■ The problem ■
Return the material word for word. Do not include pictures.

Stored data:
════════════════════

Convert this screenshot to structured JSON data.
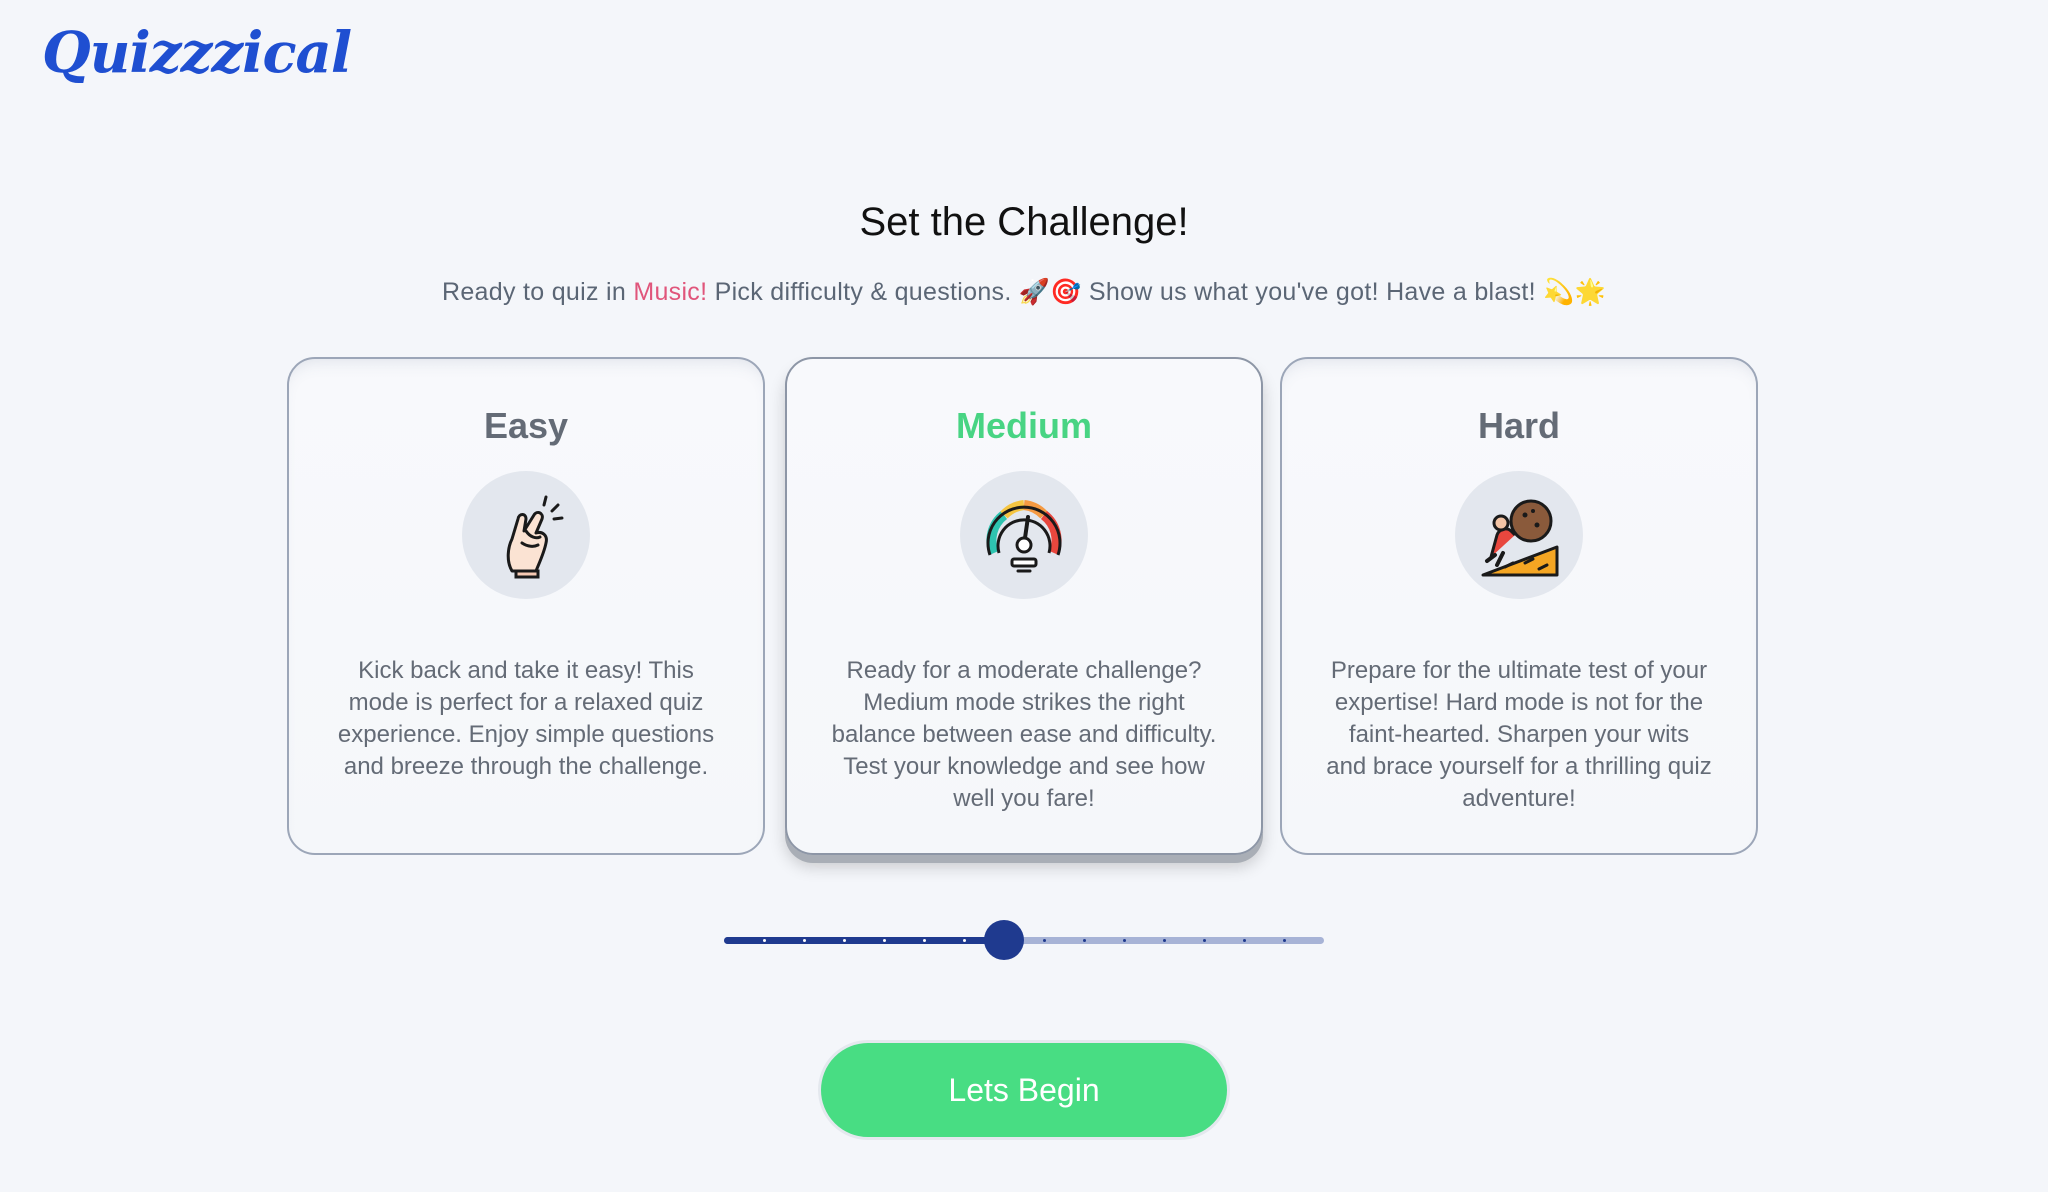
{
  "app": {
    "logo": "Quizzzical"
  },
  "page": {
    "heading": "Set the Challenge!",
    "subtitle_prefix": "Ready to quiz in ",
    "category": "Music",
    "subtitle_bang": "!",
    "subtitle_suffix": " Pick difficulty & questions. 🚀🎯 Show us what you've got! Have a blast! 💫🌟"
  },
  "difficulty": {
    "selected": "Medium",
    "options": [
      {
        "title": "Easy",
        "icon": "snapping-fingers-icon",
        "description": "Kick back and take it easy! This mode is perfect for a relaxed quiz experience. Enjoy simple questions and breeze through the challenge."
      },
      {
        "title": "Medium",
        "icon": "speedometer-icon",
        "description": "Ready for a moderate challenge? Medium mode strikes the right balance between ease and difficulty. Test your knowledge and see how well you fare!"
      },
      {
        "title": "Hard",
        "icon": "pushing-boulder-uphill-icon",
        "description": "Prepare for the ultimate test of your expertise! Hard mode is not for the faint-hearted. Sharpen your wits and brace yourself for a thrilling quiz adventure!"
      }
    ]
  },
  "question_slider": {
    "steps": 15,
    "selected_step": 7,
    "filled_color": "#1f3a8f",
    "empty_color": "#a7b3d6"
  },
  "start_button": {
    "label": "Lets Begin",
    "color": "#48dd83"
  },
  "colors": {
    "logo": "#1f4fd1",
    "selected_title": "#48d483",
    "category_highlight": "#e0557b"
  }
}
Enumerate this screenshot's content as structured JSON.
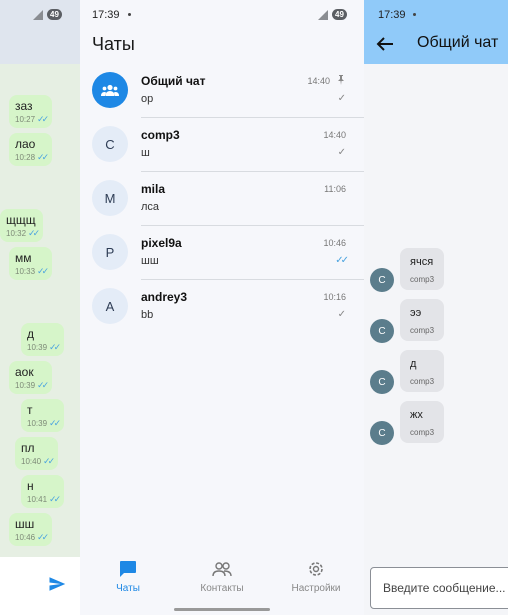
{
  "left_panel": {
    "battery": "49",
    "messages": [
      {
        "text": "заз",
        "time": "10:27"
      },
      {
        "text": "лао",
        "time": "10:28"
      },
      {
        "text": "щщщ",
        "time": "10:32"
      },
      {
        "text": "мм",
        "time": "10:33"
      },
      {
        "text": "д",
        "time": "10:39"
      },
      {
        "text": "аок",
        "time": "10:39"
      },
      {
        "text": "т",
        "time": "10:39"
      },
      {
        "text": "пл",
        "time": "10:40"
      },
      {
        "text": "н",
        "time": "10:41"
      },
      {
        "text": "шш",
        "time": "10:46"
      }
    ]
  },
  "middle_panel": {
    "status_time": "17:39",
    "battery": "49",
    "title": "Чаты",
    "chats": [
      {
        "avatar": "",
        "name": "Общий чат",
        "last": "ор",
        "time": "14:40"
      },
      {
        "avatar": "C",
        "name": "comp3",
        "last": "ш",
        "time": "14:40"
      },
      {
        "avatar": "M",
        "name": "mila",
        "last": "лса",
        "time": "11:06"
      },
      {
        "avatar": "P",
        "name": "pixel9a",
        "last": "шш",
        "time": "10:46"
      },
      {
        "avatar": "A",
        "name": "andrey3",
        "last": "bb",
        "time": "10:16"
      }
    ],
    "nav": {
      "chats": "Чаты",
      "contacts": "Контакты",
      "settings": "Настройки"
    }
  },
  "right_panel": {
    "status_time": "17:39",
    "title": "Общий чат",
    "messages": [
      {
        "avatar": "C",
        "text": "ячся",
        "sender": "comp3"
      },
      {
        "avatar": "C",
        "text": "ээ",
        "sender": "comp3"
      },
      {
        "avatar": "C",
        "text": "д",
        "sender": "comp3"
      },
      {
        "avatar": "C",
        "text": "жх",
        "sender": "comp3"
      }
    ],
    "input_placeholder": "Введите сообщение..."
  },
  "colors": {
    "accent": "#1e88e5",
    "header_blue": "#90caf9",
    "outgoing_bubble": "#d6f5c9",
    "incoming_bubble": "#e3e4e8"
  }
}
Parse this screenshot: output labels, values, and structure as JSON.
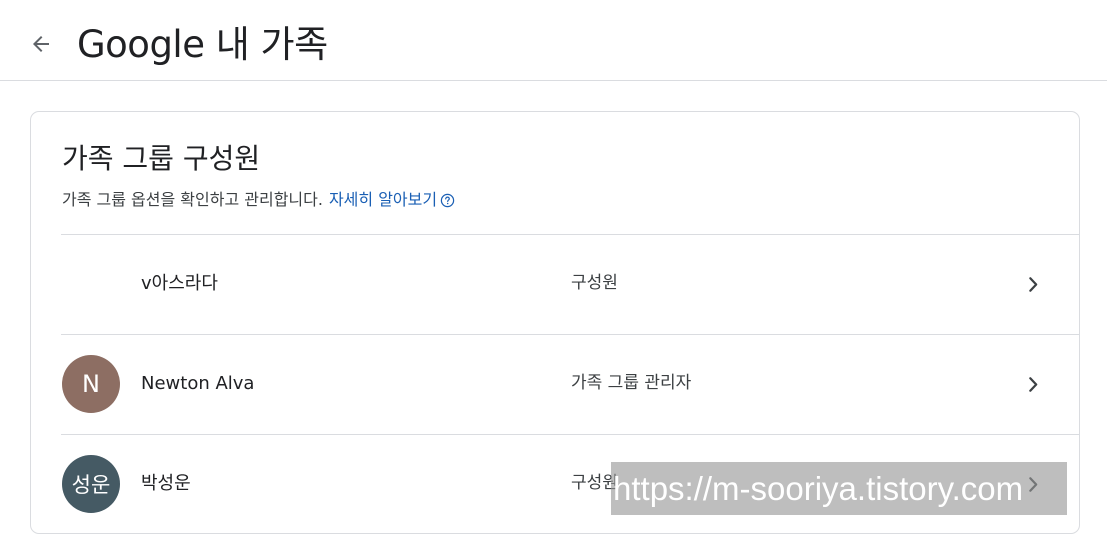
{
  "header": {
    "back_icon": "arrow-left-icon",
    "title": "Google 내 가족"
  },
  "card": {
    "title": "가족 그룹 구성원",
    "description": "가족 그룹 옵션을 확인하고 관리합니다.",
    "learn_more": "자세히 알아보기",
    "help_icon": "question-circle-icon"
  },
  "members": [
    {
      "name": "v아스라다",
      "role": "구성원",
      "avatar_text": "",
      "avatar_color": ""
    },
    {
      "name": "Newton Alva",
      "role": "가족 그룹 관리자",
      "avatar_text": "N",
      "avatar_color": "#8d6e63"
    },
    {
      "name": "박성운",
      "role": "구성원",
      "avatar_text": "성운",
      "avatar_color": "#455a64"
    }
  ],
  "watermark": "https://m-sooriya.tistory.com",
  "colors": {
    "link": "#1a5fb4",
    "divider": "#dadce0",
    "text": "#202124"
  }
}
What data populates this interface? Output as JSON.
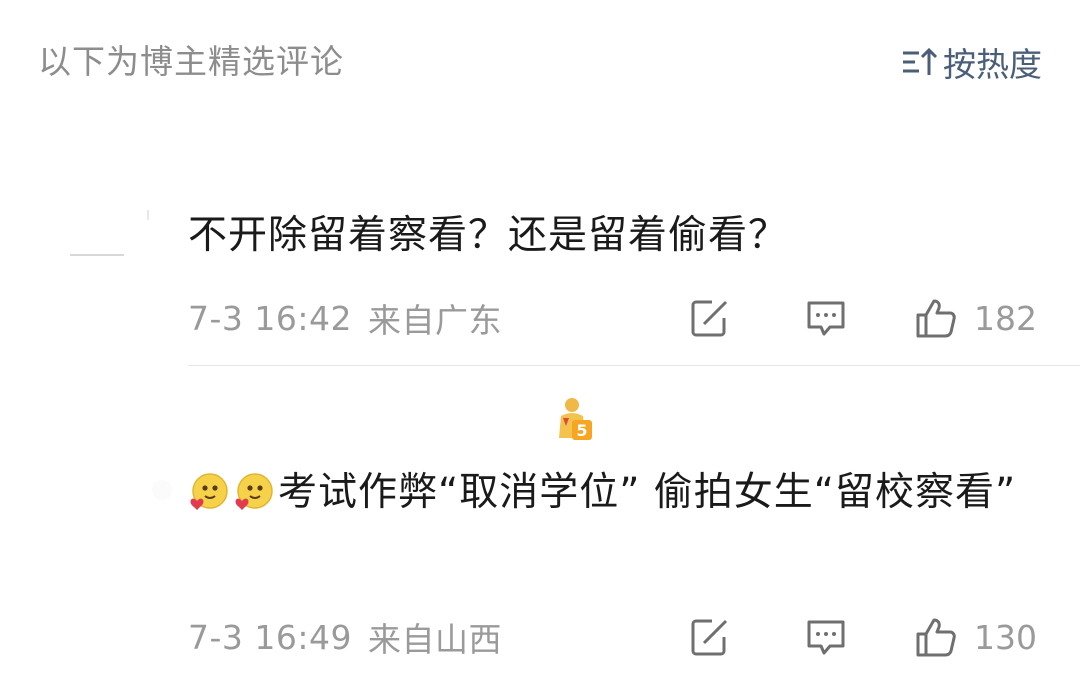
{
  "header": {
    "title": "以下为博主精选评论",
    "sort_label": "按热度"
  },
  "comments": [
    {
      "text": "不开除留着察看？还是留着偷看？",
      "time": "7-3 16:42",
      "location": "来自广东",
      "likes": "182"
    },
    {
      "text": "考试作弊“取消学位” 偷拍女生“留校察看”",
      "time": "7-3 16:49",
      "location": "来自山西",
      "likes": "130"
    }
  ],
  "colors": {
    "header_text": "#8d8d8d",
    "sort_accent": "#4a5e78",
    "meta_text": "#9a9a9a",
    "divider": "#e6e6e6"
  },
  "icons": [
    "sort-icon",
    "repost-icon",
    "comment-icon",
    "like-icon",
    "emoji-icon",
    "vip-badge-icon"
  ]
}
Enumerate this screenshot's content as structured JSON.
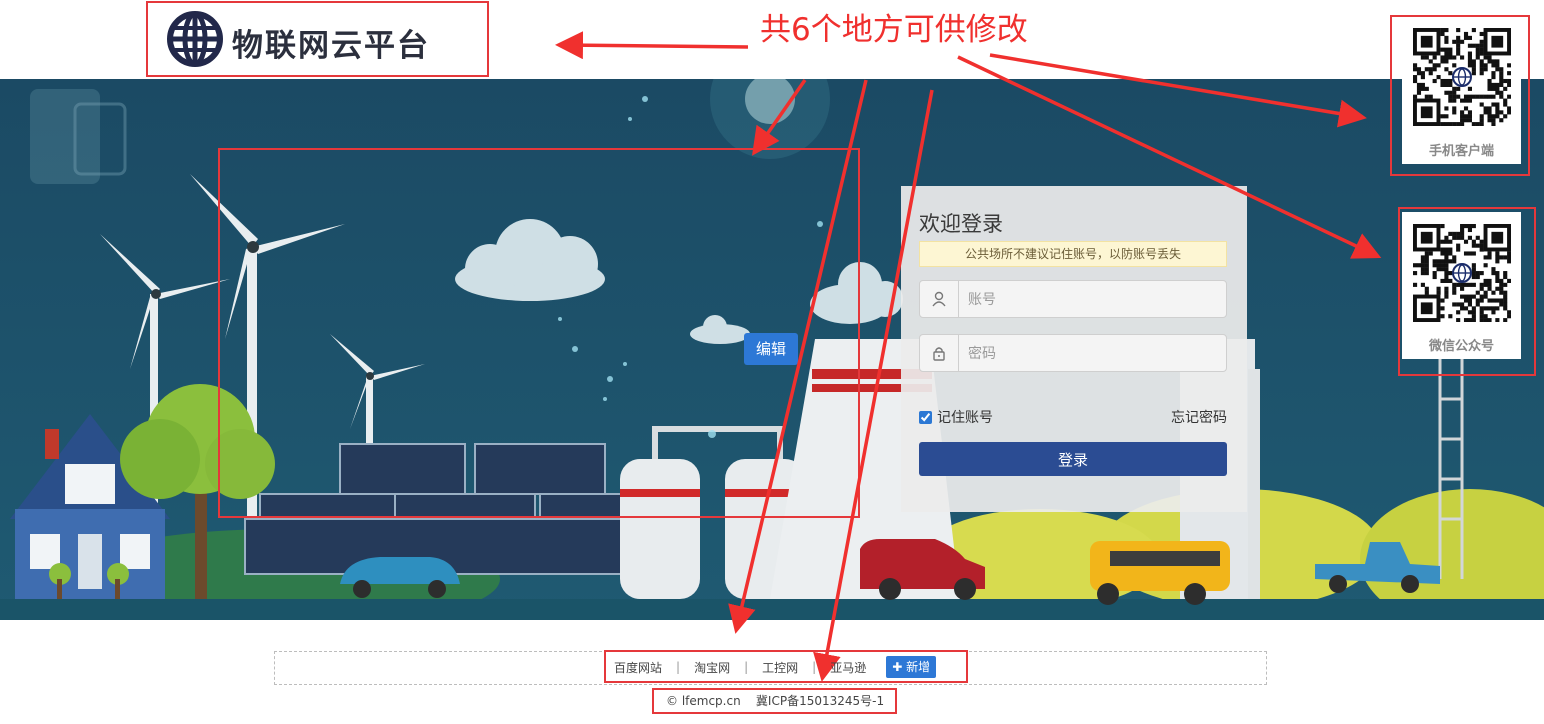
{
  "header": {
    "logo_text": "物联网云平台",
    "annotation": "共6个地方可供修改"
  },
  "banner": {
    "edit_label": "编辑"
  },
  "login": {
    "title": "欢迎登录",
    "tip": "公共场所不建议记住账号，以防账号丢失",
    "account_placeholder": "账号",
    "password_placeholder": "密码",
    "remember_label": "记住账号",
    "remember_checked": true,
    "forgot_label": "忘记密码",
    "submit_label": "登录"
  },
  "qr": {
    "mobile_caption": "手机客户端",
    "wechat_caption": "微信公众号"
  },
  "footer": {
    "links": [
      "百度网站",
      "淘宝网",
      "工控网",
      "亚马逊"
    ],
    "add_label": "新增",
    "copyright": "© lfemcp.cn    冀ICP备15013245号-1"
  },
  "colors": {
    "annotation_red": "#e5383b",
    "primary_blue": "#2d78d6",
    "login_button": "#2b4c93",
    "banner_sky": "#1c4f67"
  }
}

════════════════════

■ Complete response ■
Convert this screenshot to structured JSON data.
{
  "app": {
    "logo": "Quizzzical"
  },
  "page": {
    "heading": "Set the Challenge!",
    "subtitle_prefix": "Ready to quiz in ",
    "category": "Music",
    "subtitle_bang": "!",
    "subtitle_suffix": " Pick difficulty & questions. 🚀🎯 Show us what you've got! Have a blast! 💫🌟"
  },
  "difficulty": {
    "selected": "Medium",
    "options": [
      {
        "title": "Easy",
        "icon": "snapping-fingers-icon",
        "description": "Kick back and take it easy! This mode is perfect for a relaxed quiz experience. Enjoy simple questions and breeze through the challenge."
      },
      {
        "title": "Medium",
        "icon": "speedometer-icon",
        "description": "Ready for a moderate challenge? Medium mode strikes the right balance between ease and difficulty. Test your knowledge and see how well you fare!"
      },
      {
        "title": "Hard",
        "icon": "pushing-boulder-uphill-icon",
        "description": "Prepare for the ultimate test of your expertise! Hard mode is not for the faint-hearted. Sharpen your wits and brace yourself for a thrilling quiz adventure!"
      }
    ]
  },
  "question_slider": {
    "steps": 15,
    "selected_step": 7,
    "filled_color": "#1f3a8f",
    "empty_color": "#a7b3d6"
  },
  "start_button": {
    "label": "Lets Begin",
    "color": "#48dd83"
  },
  "colors": {
    "logo": "#1f4fd1",
    "selected_title": "#48d483",
    "category_highlight": "#e0557b"
  }
}
Enumerate this screenshot's content as structured JSON.
{
  "left_panel": {
    "battery": "49",
    "messages": [
      {
        "text": "заз",
        "time": "10:27"
      },
      {
        "text": "лао",
        "time": "10:28"
      },
      {
        "text": "щщщ",
        "time": "10:32"
      },
      {
        "text": "мм",
        "time": "10:33"
      },
      {
        "text": "д",
        "time": "10:39"
      },
      {
        "text": "аок",
        "time": "10:39"
      },
      {
        "text": "т",
        "time": "10:39"
      },
      {
        "text": "пл",
        "time": "10:40"
      },
      {
        "text": "н",
        "time": "10:41"
      },
      {
        "text": "шш",
        "time": "10:46"
      }
    ]
  },
  "middle_panel": {
    "status_time": "17:39",
    "battery": "49",
    "title": "Чаты",
    "chats": [
      {
        "avatar": "",
        "name": "Общий чат",
        "last": "ор",
        "time": "14:40"
      },
      {
        "avatar": "C",
        "name": "comp3",
        "last": "ш",
        "time": "14:40"
      },
      {
        "avatar": "M",
        "name": "mila",
        "last": "лса",
        "time": "11:06"
      },
      {
        "avatar": "P",
        "name": "pixel9a",
        "last": "шш",
        "time": "10:46"
      },
      {
        "avatar": "A",
        "name": "andrey3",
        "last": "bb",
        "time": "10:16"
      }
    ],
    "nav": {
      "chats": "Чаты",
      "contacts": "Контакты",
      "settings": "Настройки"
    }
  },
  "right_panel": {
    "status_time": "17:39",
    "title": "Общий чат",
    "messages": [
      {
        "avatar": "C",
        "text": "ячся",
        "sender": "comp3"
      },
      {
        "avatar": "C",
        "text": "ээ",
        "sender": "comp3"
      },
      {
        "avatar": "C",
        "text": "д",
        "sender": "comp3"
      },
      {
        "avatar": "C",
        "text": "жх",
        "sender": "comp3"
      }
    ],
    "input_placeholder": "Введите сообщение..."
  },
  "colors": {
    "accent": "#1e88e5",
    "header_blue": "#90caf9",
    "outgoing_bubble": "#d6f5c9",
    "incoming_bubble": "#e3e4e8"
  }
}
Parse this screenshot: output labels, values, and structure as JSON.
{
  "header": {
    "back_icon": "arrow-left-icon",
    "title": "Google 내 가족"
  },
  "card": {
    "title": "가족 그룹 구성원",
    "description": "가족 그룹 옵션을 확인하고 관리합니다.",
    "learn_more": "자세히 알아보기",
    "help_icon": "question-circle-icon"
  },
  "members": [
    {
      "name": "v아스라다",
      "role": "구성원",
      "avatar_text": "",
      "avatar_color": ""
    },
    {
      "name": "Newton Alva",
      "role": "가족 그룹 관리자",
      "avatar_text": "N",
      "avatar_color": "#8d6e63"
    },
    {
      "name": "박성운",
      "role": "구성원",
      "avatar_text": "성운",
      "avatar_color": "#455a64"
    }
  ],
  "watermark": "https://m-sooriya.tistory.com",
  "colors": {
    "link": "#1a5fb4",
    "divider": "#dadce0",
    "text": "#202124"
  }
}
What data populates this interface? Output as JSON.
{
  "header": {
    "title": "以下为博主精选评论",
    "sort_label": "按热度"
  },
  "comments": [
    {
      "text": "不开除留着察看？还是留着偷看？",
      "time": "7-3 16:42",
      "location": "来自广东",
      "likes": "182"
    },
    {
      "text": "考试作弊“取消学位” 偷拍女生“留校察看”",
      "time": "7-3 16:49",
      "location": "来自山西",
      "likes": "130"
    }
  ],
  "colors": {
    "header_text": "#8d8d8d",
    "sort_accent": "#4a5e78",
    "meta_text": "#9a9a9a",
    "divider": "#e6e6e6"
  },
  "icons": [
    "sort-icon",
    "repost-icon",
    "comment-icon",
    "like-icon",
    "emoji-icon",
    "vip-badge-icon"
  ]
}
Enumerate this screenshot's content as structured JSON.
{
  "header": {
    "logo_text": "物联网云平台",
    "annotation": "共6个地方可供修改"
  },
  "banner": {
    "edit_label": "编辑"
  },
  "login": {
    "title": "欢迎登录",
    "tip": "公共场所不建议记住账号，以防账号丢失",
    "account_placeholder": "账号",
    "password_placeholder": "密码",
    "remember_label": "记住账号",
    "remember_checked": true,
    "forgot_label": "忘记密码",
    "submit_label": "登录"
  },
  "qr": {
    "mobile_caption": "手机客户端",
    "wechat_caption": "微信公众号"
  },
  "footer": {
    "links": [
      "百度网站",
      "淘宝网",
      "工控网",
      "亚马逊"
    ],
    "add_label": "新增",
    "copyright": "© lfemcp.cn    冀ICP备15013245号-1"
  },
  "colors": {
    "annotation_red": "#e5383b",
    "primary_blue": "#2d78d6",
    "login_button": "#2b4c93",
    "banner_sky": "#1c4f67"
  }
}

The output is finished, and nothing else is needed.